- Direction: Write out every entry word for word.

- Records to use:
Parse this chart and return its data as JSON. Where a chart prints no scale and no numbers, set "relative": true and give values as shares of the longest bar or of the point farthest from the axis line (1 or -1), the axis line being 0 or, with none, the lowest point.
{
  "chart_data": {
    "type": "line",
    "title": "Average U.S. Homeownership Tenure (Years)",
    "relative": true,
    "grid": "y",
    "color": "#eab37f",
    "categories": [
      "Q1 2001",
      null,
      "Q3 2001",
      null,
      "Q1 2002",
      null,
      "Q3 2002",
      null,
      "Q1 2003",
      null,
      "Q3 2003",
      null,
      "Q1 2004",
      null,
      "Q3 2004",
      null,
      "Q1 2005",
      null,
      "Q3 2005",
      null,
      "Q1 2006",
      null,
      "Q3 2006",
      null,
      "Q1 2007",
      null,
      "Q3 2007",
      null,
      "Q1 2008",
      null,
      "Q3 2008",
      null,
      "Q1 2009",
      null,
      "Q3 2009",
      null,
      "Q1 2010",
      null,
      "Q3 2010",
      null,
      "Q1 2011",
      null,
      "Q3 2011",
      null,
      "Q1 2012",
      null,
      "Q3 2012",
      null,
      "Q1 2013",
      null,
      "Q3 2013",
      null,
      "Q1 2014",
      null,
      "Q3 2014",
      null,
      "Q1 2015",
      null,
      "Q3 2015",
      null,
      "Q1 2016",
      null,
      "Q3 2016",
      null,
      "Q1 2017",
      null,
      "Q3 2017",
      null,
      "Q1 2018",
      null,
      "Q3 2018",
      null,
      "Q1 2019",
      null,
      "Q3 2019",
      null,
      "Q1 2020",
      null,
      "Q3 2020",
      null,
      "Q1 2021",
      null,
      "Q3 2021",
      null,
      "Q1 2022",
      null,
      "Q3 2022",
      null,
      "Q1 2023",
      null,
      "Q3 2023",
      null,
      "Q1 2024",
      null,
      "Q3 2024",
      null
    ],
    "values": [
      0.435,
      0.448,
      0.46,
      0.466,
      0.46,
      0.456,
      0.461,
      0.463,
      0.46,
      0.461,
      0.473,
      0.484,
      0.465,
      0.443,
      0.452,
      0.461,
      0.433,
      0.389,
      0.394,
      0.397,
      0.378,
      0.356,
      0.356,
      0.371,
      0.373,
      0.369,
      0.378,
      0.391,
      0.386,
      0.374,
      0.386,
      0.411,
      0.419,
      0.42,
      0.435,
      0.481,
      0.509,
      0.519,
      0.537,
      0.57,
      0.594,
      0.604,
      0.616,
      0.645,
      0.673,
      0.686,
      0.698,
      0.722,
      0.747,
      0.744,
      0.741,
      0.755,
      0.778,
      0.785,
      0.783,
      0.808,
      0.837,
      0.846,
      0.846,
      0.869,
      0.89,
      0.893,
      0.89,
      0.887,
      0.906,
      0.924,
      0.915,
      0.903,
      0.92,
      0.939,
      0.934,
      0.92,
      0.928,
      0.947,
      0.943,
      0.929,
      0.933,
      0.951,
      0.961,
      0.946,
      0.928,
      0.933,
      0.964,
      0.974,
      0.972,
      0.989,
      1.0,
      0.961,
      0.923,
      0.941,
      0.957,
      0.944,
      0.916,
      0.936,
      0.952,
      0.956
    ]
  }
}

- Output:
Parse this chart and return its data as JSON. Where a chart prints no scale and no numbers, set "relative": true and give values as shares of the longest bar or of the point farthest from the axis line (1 or -1), the axis line being 0 or, with none, the lowest point.
{
  "chart_data": {
    "type": "line",
    "title": "Average U.S. Homeownership Tenure (Years)",
    "relative": true,
    "grid": "y",
    "color": "#eab37f",
    "categories": [
      "Q1 2001",
      null,
      "Q3 2001",
      null,
      "Q1 2002",
      null,
      "Q3 2002",
      null,
      "Q1 2003",
      null,
      "Q3 2003",
      null,
      "Q1 2004",
      null,
      "Q3 2004",
      null,
      "Q1 2005",
      null,
      "Q3 2005",
      null,
      "Q1 2006",
      null,
      "Q3 2006",
      null,
      "Q1 2007",
      null,
      "Q3 2007",
      null,
      "Q1 2008",
      null,
      "Q3 2008",
      null,
      "Q1 2009",
      null,
      "Q3 2009",
      null,
      "Q1 2010",
      null,
      "Q3 2010",
      null,
      "Q1 2011",
      null,
      "Q3 2011",
      null,
      "Q1 2012",
      null,
      "Q3 2012",
      null,
      "Q1 2013",
      null,
      "Q3 2013",
      null,
      "Q1 2014",
      null,
      "Q3 2014",
      null,
      "Q1 2015",
      null,
      "Q3 2015",
      null,
      "Q1 2016",
      null,
      "Q3 2016",
      null,
      "Q1 2017",
      null,
      "Q3 2017",
      null,
      "Q1 2018",
      null,
      "Q3 2018",
      null,
      "Q1 2019",
      null,
      "Q3 2019",
      null,
      "Q1 2020",
      null,
      "Q3 2020",
      null,
      "Q1 2021",
      null,
      "Q3 2021",
      null,
      "Q1 2022",
      null,
      "Q3 2022",
      null,
      "Q1 2023",
      null,
      "Q3 2023",
      null,
      "Q1 2024",
      null,
      "Q3 2024",
      null
    ],
    "values": [
      0.435,
      0.448,
      0.46,
      0.466,
      0.46,
      0.456,
      0.461,
      0.463,
      0.46,
      0.461,
      0.473,
      0.484,
      0.465,
      0.443,
      0.452,
      0.461,
      0.433,
      0.389,
      0.394,
      0.397,
      0.378,
      0.356,
      0.356,
      0.371,
      0.373,
      0.369,
      0.378,
      0.391,
      0.386,
      0.374,
      0.386,
      0.411,
      0.419,
      0.42,
      0.435,
      0.481,
      0.509,
      0.519,
      0.537,
      0.57,
      0.594,
      0.604,
      0.616,
      0.645,
      0.673,
      0.686,
      0.698,
      0.722,
      0.747,
      0.744,
      0.741,
      0.755,
      0.778,
      0.785,
      0.783,
      0.808,
      0.837,
      0.846,
      0.846,
      0.869,
      0.89,
      0.893,
      0.89,
      0.887,
      0.906,
      0.924,
      0.915,
      0.903,
      0.92,
      0.939,
      0.934,
      0.92,
      0.928,
      0.947,
      0.943,
      0.929,
      0.933,
      0.951,
      0.961,
      0.946,
      0.928,
      0.933,
      0.964,
      0.974,
      0.972,
      0.989,
      1.0,
      0.961,
      0.923,
      0.941,
      0.957,
      0.944,
      0.916,
      0.936,
      0.952,
      0.956
    ]
  }
}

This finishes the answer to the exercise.